### EXERCISE REQUIREMENTS
Comb the records below for the string "caption" and copy each line where it turns up.

### RECORDS FOR THE TASK
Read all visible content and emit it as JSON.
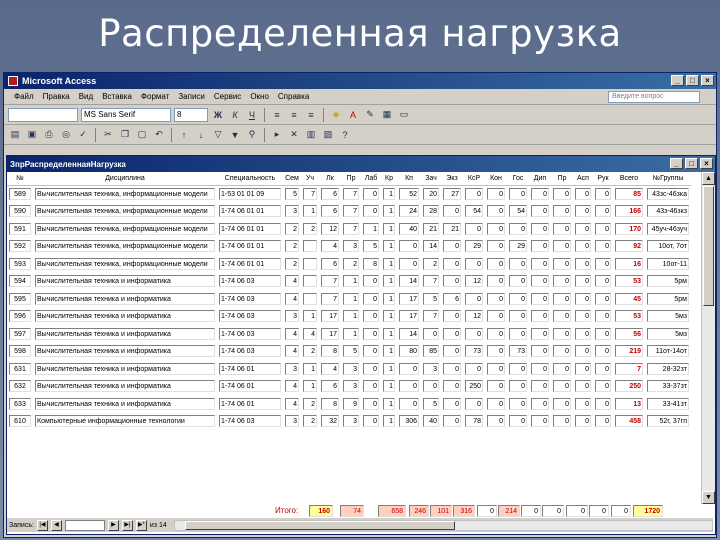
{
  "slide": {
    "title": "Распределенная нагрузка"
  },
  "app": {
    "title": "Microsoft Access",
    "menu": [
      "Файл",
      "Правка",
      "Вид",
      "Вставка",
      "Формат",
      "Записи",
      "Сервис",
      "Окно",
      "Справка"
    ],
    "help_placeholder": "Введите вопрос",
    "toolbar": {
      "font": "MS Sans Serif",
      "size": "8"
    }
  },
  "query": {
    "title": "ЗпрРаспределеннаяНагрузка",
    "columns": [
      "№",
      "Дисциплина",
      "Специальность",
      "Сем",
      "Уч",
      "Лк",
      "Пр",
      "Лаб",
      "Кр",
      "Кп",
      "Зач",
      "Экз",
      "КсР",
      "Кон",
      "Гос",
      "Дип",
      "Пр",
      "Асп",
      "Рук",
      "Всего",
      "№Группы"
    ],
    "rows": [
      [
        "589",
        "Вычислительная техника, информационные модели",
        "1-53 01 01 09",
        "5",
        "7",
        "6",
        "7",
        "0",
        "1",
        "52",
        "20",
        "27",
        "0",
        "0",
        "0",
        "0",
        "0",
        "0",
        "0",
        "85",
        "43зс-46зка"
      ],
      [
        "590",
        "Вычислительная техника, информационные модели",
        "1-74 06 01 01",
        "3",
        "1",
        "6",
        "7",
        "0",
        "1",
        "24",
        "28",
        "0",
        "54",
        "0",
        "54",
        "0",
        "0",
        "0",
        "0",
        "166",
        "43з-46зкз"
      ],
      [
        "591",
        "Вычислительная техника, информационные модели",
        "1-74 06 01 01",
        "2",
        "2",
        "12",
        "7",
        "1",
        "1",
        "40",
        "21",
        "21",
        "0",
        "0",
        "0",
        "0",
        "0",
        "0",
        "0",
        "170",
        "45уч-46зуч"
      ],
      [
        "592",
        "Вычислительная техника, информационные модели",
        "1-74 06 01 01",
        "2",
        "",
        "4",
        "3",
        "5",
        "1",
        "0",
        "14",
        "0",
        "29",
        "0",
        "29",
        "0",
        "0",
        "0",
        "0",
        "92",
        "10от, 7от"
      ],
      [
        "593",
        "Вычислительная техника, информационные модели",
        "1-74 06 01 01",
        "2",
        "",
        "6",
        "2",
        "8",
        "1",
        "0",
        "2",
        "0",
        "0",
        "0",
        "0",
        "0",
        "0",
        "0",
        "0",
        "16",
        "10от-11"
      ],
      [
        "594",
        "Вычислительная техника и информатика",
        "1-74 06 03",
        "4",
        "",
        "7",
        "1",
        "0",
        "1",
        "14",
        "7",
        "0",
        "12",
        "0",
        "0",
        "0",
        "0",
        "0",
        "0",
        "53",
        "5рм"
      ],
      [
        "595",
        "Вычислительная техника и информатика",
        "1-74 06 03",
        "4",
        "",
        "7",
        "1",
        "0",
        "1",
        "17",
        "5",
        "6",
        "0",
        "0",
        "0",
        "0",
        "0",
        "0",
        "0",
        "45",
        "5рм"
      ],
      [
        "596",
        "Вычислительная техника и информатика",
        "1-74 06 03",
        "3",
        "1",
        "17",
        "1",
        "0",
        "1",
        "17",
        "7",
        "0",
        "12",
        "0",
        "0",
        "0",
        "0",
        "0",
        "0",
        "53",
        "5мз"
      ],
      [
        "597",
        "Вычислительная техника и информатика",
        "1-74 06 03",
        "4",
        "4",
        "17",
        "1",
        "0",
        "1",
        "14",
        "0",
        "0",
        "0",
        "0",
        "0",
        "0",
        "0",
        "0",
        "0",
        "56",
        "5мз"
      ],
      [
        "598",
        "Вычислительная техника и информатика",
        "1-74 06 03",
        "4",
        "2",
        "8",
        "5",
        "0",
        "1",
        "80",
        "85",
        "0",
        "73",
        "0",
        "73",
        "0",
        "0",
        "0",
        "0",
        "219",
        "11от-14от"
      ],
      [
        "631",
        "Вычислительная техника и информатика",
        "1-74 06 01",
        "3",
        "1",
        "4",
        "3",
        "0",
        "1",
        "0",
        "3",
        "0",
        "0",
        "0",
        "0",
        "0",
        "0",
        "0",
        "0",
        "7",
        "28-32зт"
      ],
      [
        "632",
        "Вычислительная техника и информатика",
        "1-74 06 01",
        "4",
        "1",
        "6",
        "3",
        "0",
        "1",
        "0",
        "0",
        "0",
        "250",
        "0",
        "0",
        "0",
        "0",
        "0",
        "0",
        "250",
        "33-37зт"
      ],
      [
        "633",
        "Вычислительная техника и информатика",
        "1-74 06 01",
        "4",
        "2",
        "8",
        "9",
        "0",
        "1",
        "0",
        "5",
        "0",
        "0",
        "0",
        "0",
        "0",
        "0",
        "0",
        "0",
        "13",
        "33-41зт"
      ],
      [
        "610",
        "Компьютерные информационные технологии",
        "1-74 06 03",
        "3",
        "2",
        "32",
        "3",
        "0",
        "1",
        "306",
        "40",
        "0",
        "78",
        "0",
        "0",
        "0",
        "0",
        "0",
        "0",
        "458",
        "52г, 37гп"
      ]
    ],
    "totals_label": "Итого:",
    "totals": [
      "160",
      "74",
      "658",
      "246",
      "101",
      "316",
      "0",
      "214",
      "0",
      "0",
      "0",
      "0",
      "0",
      "1720"
    ],
    "nav": {
      "record_label": "Запись:",
      "of_count": "из 14"
    }
  }
}
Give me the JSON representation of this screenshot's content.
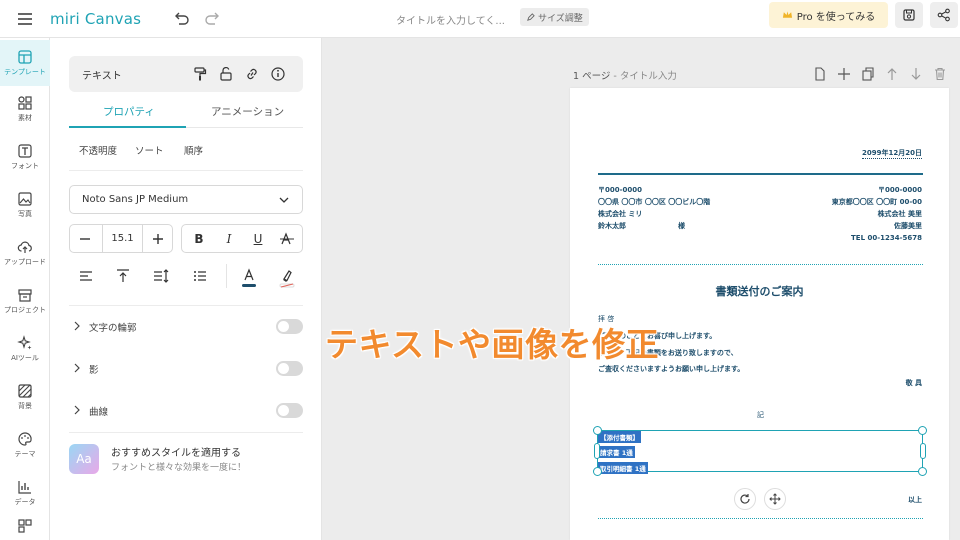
{
  "app": {
    "logo": "miri Canvas",
    "doc_title": "タイトルを入力してく...",
    "resize_label": "サイズ調整",
    "pro_label": "Pro を使ってみる"
  },
  "rail": {
    "items": [
      {
        "label": "テンプレート",
        "icon": "template-icon"
      },
      {
        "label": "素材",
        "icon": "shapes-icon"
      },
      {
        "label": "フォント",
        "icon": "text-icon"
      },
      {
        "label": "写真",
        "icon": "image-icon"
      },
      {
        "label": "アップロード",
        "icon": "upload-icon"
      },
      {
        "label": "プロジェクト",
        "icon": "project-icon"
      },
      {
        "label": "AIツール",
        "icon": "sparkle-icon"
      },
      {
        "label": "背景",
        "icon": "background-icon"
      },
      {
        "label": "テーマ",
        "icon": "palette-icon"
      },
      {
        "label": "データ",
        "icon": "chart-icon"
      }
    ]
  },
  "panel": {
    "header": "テキスト",
    "tabs": [
      "プロパティ",
      "アニメーション"
    ],
    "subs": [
      "不透明度",
      "ソート",
      "順序"
    ],
    "font": "Noto Sans JP Medium",
    "font_size": "15.1",
    "toggles": [
      "文字の輪郭",
      "影",
      "曲線"
    ],
    "recommend_title": "おすすめスタイルを適用する",
    "recommend_sub": "フォントと様々な効果を一度に！",
    "recommend_icon": "Aa"
  },
  "canvas": {
    "page_label": "1 ページ",
    "page_title": "タイトル入力",
    "letter": {
      "date": "2099年12月20日",
      "left_zip": "〒000-0000",
      "left_addr": "〇〇県 〇〇市 〇〇区 〇〇ビル〇階",
      "left_company": "株式会社 ミリ",
      "left_name": "鈴木太郎",
      "honorific": "様",
      "right_zip": "〒000-0000",
      "right_addr": "東京都〇〇区 〇〇町 00-00",
      "right_company": "株式会社 美里",
      "right_name": "佐藤美里",
      "right_tel": "TEL 00-1234-5678",
      "title": "書類送付のご案内",
      "greeting": "拝 啓",
      "body1": "ご清栄のこととお喜び申し上げます。",
      "body2": "ますが、下記の書類をお送り致しますので、",
      "body3": "ご査収くださいますようお願い申し上げます。",
      "closing": "敬 具",
      "ki": "記",
      "item1": "【添付書類】",
      "item2": "請求書 1通",
      "item3": "取引明細書 1通",
      "ijou": "以上"
    }
  },
  "caption": "テキストや画像を修正",
  "colors": {
    "accent": "#1fa3b4",
    "caption": "#f28a2e",
    "highlight": "#2f72c4",
    "pro_bg": "#fdf3d6"
  }
}
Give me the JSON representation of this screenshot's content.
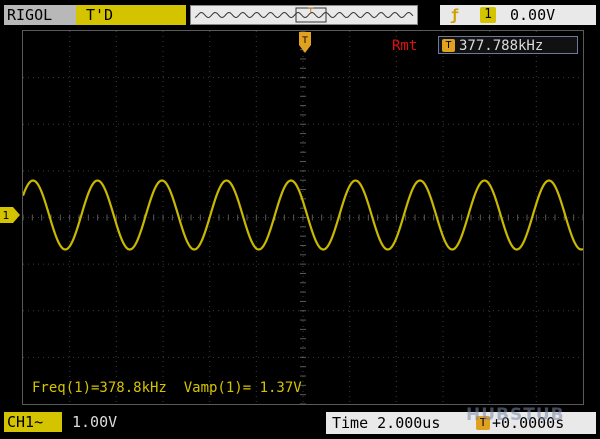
{
  "header": {
    "brand": "RIGOL",
    "run_state": "T'D",
    "trigger_marker": "T"
  },
  "trigger": {
    "slope_icon": "rising-edge-icon",
    "source": "1",
    "level": "0.00V"
  },
  "screen": {
    "rmt_label": "Rmt",
    "freq_icon": "T",
    "trigger_frequency": "377.788kHz",
    "channel_marker": "1",
    "trace_color": "#c8b800",
    "grid_color": "#3c3c3c"
  },
  "measurements": "Freq(1)=378.8kHz  Vamp(1)= 1.37V",
  "footer": {
    "channel_label": "CH1",
    "coupling_icon": "~",
    "volts_per_div": "1.00V",
    "time_label": "Time 2.000us",
    "offset_icon": "T",
    "trigger_offset": "+0.0000s"
  },
  "watermark": "HUBSTUB"
}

### TASK SOLUTION
  "caption": "テキストや画像を修正",
    "caption": "#f28a2e",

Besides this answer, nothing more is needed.